Instruction: In the listing below, locate the lines that hold the string "ingredients". Copy those lines.

▶

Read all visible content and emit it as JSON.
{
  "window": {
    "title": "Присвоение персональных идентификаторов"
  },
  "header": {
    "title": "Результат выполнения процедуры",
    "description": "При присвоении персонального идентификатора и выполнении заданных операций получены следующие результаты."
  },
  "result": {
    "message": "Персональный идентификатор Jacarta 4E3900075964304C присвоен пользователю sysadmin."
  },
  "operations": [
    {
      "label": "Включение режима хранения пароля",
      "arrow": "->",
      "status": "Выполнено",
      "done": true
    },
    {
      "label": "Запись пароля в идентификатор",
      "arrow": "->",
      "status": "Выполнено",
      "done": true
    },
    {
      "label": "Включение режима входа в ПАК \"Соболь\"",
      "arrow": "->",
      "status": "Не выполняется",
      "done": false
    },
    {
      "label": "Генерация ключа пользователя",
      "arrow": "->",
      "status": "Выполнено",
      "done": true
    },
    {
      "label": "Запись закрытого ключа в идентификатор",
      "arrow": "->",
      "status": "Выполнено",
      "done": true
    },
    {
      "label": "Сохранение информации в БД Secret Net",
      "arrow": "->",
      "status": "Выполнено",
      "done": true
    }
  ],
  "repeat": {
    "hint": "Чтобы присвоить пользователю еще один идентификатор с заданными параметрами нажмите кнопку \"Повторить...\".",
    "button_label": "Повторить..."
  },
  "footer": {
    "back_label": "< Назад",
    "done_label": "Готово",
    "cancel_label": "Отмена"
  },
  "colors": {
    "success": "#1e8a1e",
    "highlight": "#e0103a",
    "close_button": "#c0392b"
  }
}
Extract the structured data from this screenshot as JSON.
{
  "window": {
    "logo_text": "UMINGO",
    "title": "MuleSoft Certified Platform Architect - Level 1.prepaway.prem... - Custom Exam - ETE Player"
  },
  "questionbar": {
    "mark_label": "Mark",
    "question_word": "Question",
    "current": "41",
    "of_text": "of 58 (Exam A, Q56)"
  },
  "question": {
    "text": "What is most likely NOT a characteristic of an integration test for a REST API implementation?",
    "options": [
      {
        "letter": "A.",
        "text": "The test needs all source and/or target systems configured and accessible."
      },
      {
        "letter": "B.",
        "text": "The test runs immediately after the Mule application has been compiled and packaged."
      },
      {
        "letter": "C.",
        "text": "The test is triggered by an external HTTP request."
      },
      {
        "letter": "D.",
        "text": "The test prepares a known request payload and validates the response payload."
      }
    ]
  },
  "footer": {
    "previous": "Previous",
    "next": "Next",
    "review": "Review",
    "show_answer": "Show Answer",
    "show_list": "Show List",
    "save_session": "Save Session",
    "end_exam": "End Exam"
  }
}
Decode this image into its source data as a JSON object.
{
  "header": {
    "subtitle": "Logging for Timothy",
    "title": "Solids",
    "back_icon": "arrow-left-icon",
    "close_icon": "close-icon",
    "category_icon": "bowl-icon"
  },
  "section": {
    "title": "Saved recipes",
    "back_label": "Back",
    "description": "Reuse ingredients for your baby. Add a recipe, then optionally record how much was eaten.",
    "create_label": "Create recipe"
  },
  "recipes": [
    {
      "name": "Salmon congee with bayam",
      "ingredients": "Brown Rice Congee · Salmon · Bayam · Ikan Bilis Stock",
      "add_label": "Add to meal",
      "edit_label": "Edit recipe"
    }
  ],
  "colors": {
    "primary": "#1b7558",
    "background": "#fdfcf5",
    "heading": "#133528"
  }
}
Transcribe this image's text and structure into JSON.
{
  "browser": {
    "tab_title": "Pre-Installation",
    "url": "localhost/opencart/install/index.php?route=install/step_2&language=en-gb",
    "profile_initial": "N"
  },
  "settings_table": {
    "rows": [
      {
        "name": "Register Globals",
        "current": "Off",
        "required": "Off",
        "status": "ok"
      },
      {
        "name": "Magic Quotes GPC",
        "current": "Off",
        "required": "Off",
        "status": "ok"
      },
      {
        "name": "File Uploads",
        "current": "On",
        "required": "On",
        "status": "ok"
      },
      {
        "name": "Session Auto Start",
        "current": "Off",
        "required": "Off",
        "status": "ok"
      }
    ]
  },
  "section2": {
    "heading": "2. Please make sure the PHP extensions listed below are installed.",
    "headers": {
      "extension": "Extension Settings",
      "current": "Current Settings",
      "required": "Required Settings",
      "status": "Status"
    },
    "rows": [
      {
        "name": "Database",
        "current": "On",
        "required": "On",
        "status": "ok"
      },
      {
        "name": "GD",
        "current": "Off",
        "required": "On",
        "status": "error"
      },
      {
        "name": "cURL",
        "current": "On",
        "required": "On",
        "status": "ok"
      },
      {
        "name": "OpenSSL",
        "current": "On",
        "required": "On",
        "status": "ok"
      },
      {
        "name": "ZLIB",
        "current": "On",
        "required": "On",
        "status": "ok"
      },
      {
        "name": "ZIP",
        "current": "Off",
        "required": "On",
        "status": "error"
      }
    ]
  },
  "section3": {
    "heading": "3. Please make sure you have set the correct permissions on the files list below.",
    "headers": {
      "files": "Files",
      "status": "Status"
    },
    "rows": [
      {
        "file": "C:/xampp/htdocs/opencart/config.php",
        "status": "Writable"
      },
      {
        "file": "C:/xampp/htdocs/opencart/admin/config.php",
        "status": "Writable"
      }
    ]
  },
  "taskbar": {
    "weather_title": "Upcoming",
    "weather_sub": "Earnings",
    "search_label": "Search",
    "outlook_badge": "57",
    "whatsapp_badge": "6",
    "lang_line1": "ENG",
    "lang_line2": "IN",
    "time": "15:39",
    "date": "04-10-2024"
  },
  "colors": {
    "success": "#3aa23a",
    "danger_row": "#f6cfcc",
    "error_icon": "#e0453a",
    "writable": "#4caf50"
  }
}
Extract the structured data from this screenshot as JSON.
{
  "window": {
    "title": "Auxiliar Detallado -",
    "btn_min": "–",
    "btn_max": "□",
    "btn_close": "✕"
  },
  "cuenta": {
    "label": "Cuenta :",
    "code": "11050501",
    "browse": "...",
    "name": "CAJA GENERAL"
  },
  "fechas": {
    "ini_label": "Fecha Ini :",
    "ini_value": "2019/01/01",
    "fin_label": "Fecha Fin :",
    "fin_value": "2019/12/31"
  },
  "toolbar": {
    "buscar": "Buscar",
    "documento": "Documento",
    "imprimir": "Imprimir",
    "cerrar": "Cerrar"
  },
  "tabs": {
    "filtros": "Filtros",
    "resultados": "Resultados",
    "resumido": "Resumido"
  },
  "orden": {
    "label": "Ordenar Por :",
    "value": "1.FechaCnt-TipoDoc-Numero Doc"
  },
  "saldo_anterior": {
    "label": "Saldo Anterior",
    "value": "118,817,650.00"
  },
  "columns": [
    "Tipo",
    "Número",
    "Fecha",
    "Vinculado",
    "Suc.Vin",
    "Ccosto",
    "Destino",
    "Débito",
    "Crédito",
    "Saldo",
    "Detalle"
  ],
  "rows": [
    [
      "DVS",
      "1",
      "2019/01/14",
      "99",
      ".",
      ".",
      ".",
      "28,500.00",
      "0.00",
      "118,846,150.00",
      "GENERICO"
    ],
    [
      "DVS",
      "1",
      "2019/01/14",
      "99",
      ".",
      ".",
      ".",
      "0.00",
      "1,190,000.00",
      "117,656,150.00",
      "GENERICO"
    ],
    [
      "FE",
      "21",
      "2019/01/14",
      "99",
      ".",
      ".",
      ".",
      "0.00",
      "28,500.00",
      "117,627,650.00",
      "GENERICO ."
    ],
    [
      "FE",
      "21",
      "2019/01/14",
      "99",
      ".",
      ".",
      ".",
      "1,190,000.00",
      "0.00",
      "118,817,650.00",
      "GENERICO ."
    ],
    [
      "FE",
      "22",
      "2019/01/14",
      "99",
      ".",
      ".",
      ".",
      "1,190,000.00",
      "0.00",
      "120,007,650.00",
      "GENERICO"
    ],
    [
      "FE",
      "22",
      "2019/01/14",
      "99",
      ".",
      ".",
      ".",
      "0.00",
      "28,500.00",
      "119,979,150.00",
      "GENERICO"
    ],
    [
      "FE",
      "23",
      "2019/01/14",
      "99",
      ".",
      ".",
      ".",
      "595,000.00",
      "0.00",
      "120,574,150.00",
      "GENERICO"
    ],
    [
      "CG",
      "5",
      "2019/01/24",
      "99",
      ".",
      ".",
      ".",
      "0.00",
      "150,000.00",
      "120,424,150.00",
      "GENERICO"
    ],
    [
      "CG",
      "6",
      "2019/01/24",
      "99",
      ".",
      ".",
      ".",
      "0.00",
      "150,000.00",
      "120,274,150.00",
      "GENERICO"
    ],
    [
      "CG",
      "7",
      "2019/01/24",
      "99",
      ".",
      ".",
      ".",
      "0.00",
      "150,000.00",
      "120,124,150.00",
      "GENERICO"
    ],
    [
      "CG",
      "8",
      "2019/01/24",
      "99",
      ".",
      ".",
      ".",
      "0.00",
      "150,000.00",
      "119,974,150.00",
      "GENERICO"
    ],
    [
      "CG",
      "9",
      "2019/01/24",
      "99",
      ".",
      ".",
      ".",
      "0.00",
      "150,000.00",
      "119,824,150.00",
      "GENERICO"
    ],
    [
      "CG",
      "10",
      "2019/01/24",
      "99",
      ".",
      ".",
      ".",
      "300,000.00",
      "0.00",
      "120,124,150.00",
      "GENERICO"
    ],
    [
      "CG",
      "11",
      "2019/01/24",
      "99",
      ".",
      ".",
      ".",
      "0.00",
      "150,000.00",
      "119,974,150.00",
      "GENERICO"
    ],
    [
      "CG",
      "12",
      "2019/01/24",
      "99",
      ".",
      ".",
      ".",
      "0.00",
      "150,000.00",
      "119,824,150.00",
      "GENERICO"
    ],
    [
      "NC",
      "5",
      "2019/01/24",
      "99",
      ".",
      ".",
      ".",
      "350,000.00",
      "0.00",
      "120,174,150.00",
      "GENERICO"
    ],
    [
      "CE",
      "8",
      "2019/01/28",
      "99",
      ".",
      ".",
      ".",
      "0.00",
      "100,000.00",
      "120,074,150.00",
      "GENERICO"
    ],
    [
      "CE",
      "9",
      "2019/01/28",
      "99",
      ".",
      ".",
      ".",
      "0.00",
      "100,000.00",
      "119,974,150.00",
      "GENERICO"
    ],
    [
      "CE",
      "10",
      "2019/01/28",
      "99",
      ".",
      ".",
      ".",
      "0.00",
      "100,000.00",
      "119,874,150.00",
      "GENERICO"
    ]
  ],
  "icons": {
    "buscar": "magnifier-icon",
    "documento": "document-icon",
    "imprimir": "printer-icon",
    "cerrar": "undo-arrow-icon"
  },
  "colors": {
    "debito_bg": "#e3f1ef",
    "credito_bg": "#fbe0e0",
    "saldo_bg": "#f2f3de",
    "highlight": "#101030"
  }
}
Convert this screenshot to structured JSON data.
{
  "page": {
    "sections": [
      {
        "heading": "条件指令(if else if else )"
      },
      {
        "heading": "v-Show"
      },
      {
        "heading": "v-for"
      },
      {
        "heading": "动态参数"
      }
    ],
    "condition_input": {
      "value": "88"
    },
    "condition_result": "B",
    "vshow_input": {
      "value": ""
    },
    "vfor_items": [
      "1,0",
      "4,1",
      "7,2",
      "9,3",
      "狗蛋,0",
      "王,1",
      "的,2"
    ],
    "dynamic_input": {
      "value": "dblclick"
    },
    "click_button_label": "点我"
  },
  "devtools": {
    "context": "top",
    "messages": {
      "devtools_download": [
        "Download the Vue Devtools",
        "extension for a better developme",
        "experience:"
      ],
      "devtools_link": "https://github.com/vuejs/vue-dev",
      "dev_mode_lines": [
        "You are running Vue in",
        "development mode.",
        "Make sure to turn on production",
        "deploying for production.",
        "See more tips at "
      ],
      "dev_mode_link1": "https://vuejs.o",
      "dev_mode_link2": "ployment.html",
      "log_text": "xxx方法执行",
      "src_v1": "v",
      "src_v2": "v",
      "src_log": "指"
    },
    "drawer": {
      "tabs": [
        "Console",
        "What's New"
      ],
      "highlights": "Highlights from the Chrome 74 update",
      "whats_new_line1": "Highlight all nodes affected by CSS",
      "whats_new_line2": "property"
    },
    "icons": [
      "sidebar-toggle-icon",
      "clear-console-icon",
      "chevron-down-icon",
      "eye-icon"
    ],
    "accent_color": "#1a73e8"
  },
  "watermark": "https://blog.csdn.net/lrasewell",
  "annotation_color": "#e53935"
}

◀

Reply to the task:
    "description": "Reuse ingredients for your baby. Add a recipe, then optionally record how much was eaten.",
      "ingredients": "Brown Rice Congee · Salmon · Bayam · Ikan Bilis Stock",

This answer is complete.